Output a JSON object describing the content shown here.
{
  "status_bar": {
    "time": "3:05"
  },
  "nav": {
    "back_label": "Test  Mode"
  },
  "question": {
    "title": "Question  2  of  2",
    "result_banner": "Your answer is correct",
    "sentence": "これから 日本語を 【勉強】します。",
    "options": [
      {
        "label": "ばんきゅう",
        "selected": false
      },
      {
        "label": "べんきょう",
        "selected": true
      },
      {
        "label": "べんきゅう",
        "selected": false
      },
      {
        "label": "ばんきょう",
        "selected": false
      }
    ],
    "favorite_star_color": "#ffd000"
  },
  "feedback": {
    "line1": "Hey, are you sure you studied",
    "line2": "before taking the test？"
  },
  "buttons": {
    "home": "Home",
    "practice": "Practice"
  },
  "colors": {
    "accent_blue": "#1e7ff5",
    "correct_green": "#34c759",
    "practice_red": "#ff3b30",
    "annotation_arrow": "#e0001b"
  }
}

Directive:
Your task is to retype all the records above with nothing left out.

Finished exercise:
Output a JSON object describing the content shown here.
{
  "status_bar": {
    "time": "3:05"
  },
  "nav": {
    "back_label": "Test  Mode"
  },
  "question": {
    "title": "Question  2  of  2",
    "result_banner": "Your answer is correct",
    "sentence": "これから 日本語を 【勉強】します。",
    "options": [
      {
        "label": "ばんきゅう",
        "selected": false
      },
      {
        "label": "べんきょう",
        "selected": true
      },
      {
        "label": "べんきゅう",
        "selected": false
      },
      {
        "label": "ばんきょう",
        "selected": false
      }
    ],
    "favorite_star_color": "#ffd000"
  },
  "feedback": {
    "line1": "Hey, are you sure you studied",
    "line2": "before taking the test？"
  },
  "buttons": {
    "home": "Home",
    "practice": "Practice"
  },
  "colors": {
    "accent_blue": "#1e7ff5",
    "correct_green": "#34c759",
    "practice_red": "#ff3b30",
    "annotation_arrow": "#e0001b"
  }
}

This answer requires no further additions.